-- Start of Task material --

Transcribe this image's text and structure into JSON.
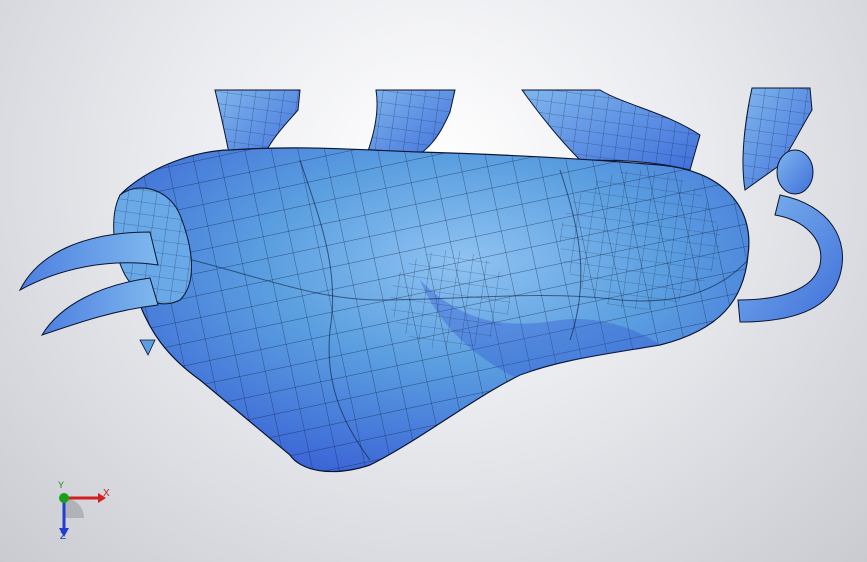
{
  "view": {
    "background_top": "#ffffff",
    "background_bottom": "#c9cbd1",
    "model_color": "#5b9fe0",
    "model_shadow_color": "#2f5fd8",
    "mesh_line_color": "#0a1530"
  },
  "triad": {
    "x_label": "X",
    "y_label": "Y",
    "z_label": "Z",
    "x_color": "#d21f1f",
    "y_color": "#19a019",
    "z_color": "#1f3fd0"
  }
}
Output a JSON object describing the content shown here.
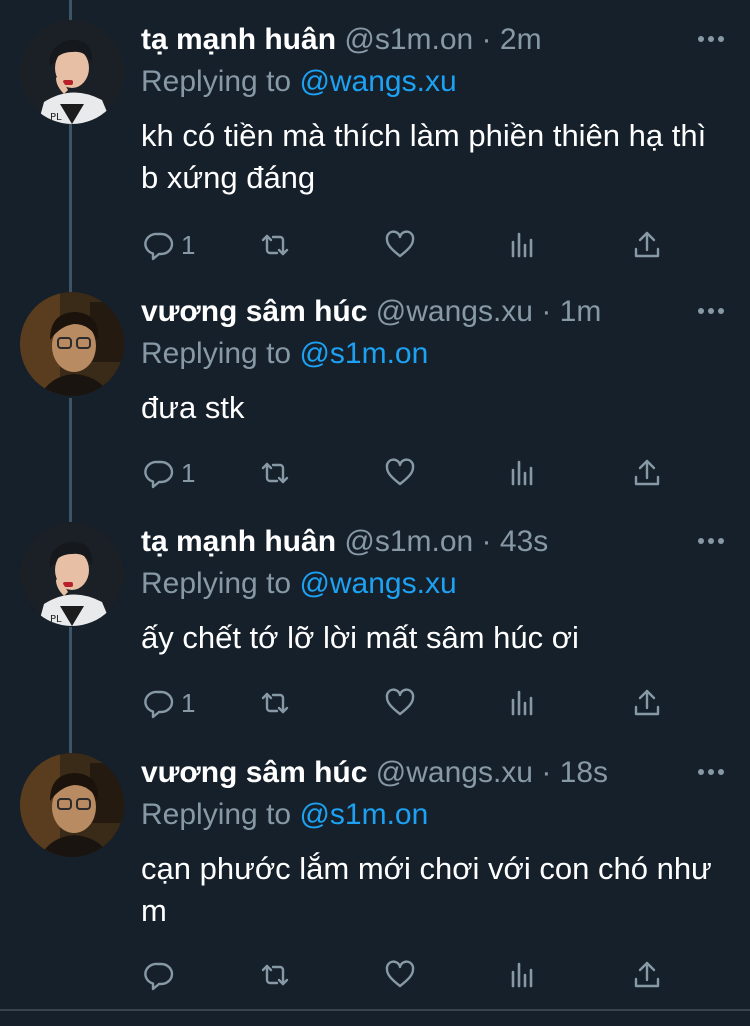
{
  "tweets": [
    {
      "name": "tạ mạnh huân",
      "handle": "@s1m.on",
      "sep": "·",
      "time": "2m",
      "replying_prefix": "Replying to",
      "replying_to": "@wangs.xu",
      "text": "kh có tiền mà thích làm phiền thiên hạ thì b xứng đáng",
      "reply_count": "1",
      "avatar": "avatar-huan"
    },
    {
      "name": "vương sâm húc",
      "handle": "@wangs.xu",
      "sep": "·",
      "time": "1m",
      "replying_prefix": "Replying to",
      "replying_to": "@s1m.on",
      "text": "đưa stk",
      "reply_count": "1",
      "avatar": "avatar-huc"
    },
    {
      "name": "tạ mạnh huân",
      "handle": "@s1m.on",
      "sep": "·",
      "time": "43s",
      "replying_prefix": "Replying to",
      "replying_to": "@wangs.xu",
      "text": "ấy chết tớ lỡ lời mất sâm húc ơi",
      "reply_count": "1",
      "avatar": "avatar-huan"
    },
    {
      "name": "vương sâm húc",
      "handle": "@wangs.xu",
      "sep": "·",
      "time": "18s",
      "replying_prefix": "Replying to",
      "replying_to": "@s1m.on",
      "text": "cạn phước lắm mới chơi với con chó như m",
      "reply_count": "",
      "avatar": "avatar-huc"
    }
  ],
  "icons": [
    "reply-icon",
    "retweet-icon",
    "like-icon",
    "analytics-icon",
    "share-icon",
    "more-icon"
  ],
  "colors": {
    "background": "#15202b",
    "secondary_text": "#8899a6",
    "mention": "#1da1f2",
    "thread_line": "#3d5466",
    "divider": "#38444d"
  }
}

-- End of Task material --

**Written problem**
Every line above should be repeated exactly; pictures stay out of the copy.

**Answer to this problem**
Transcribe this image's text and structure into JSON.
{
  "view": {
    "background_top": "#ffffff",
    "background_bottom": "#c9cbd1",
    "model_color": "#5b9fe0",
    "model_shadow_color": "#2f5fd8",
    "mesh_line_color": "#0a1530"
  },
  "triad": {
    "x_label": "X",
    "y_label": "Y",
    "z_label": "Z",
    "x_color": "#d21f1f",
    "y_color": "#19a019",
    "z_color": "#1f3fd0"
  }
}
Output a JSON object describing the content shown here.
{
  "tweets": [
    {
      "name": "tạ mạnh huân",
      "handle": "@s1m.on",
      "sep": "·",
      "time": "2m",
      "replying_prefix": "Replying to",
      "replying_to": "@wangs.xu",
      "text": "kh có tiền mà thích làm phiền thiên hạ thì b xứng đáng",
      "reply_count": "1",
      "avatar": "avatar-huan"
    },
    {
      "name": "vương sâm húc",
      "handle": "@wangs.xu",
      "sep": "·",
      "time": "1m",
      "replying_prefix": "Replying to",
      "replying_to": "@s1m.on",
      "text": "đưa stk",
      "reply_count": "1",
      "avatar": "avatar-huc"
    },
    {
      "name": "tạ mạnh huân",
      "handle": "@s1m.on",
      "sep": "·",
      "time": "43s",
      "replying_prefix": "Replying to",
      "replying_to": "@wangs.xu",
      "text": "ấy chết tớ lỡ lời mất sâm húc ơi",
      "reply_count": "1",
      "avatar": "avatar-huan"
    },
    {
      "name": "vương sâm húc",
      "handle": "@wangs.xu",
      "sep": "·",
      "time": "18s",
      "replying_prefix": "Replying to",
      "replying_to": "@s1m.on",
      "text": "cạn phước lắm mới chơi với con chó như m",
      "reply_count": "",
      "avatar": "avatar-huc"
    }
  ],
  "icons": [
    "reply-icon",
    "retweet-icon",
    "like-icon",
    "analytics-icon",
    "share-icon",
    "more-icon"
  ],
  "colors": {
    "background": "#15202b",
    "secondary_text": "#8899a6",
    "mention": "#1da1f2",
    "thread_line": "#3d5466",
    "divider": "#38444d"
  }
}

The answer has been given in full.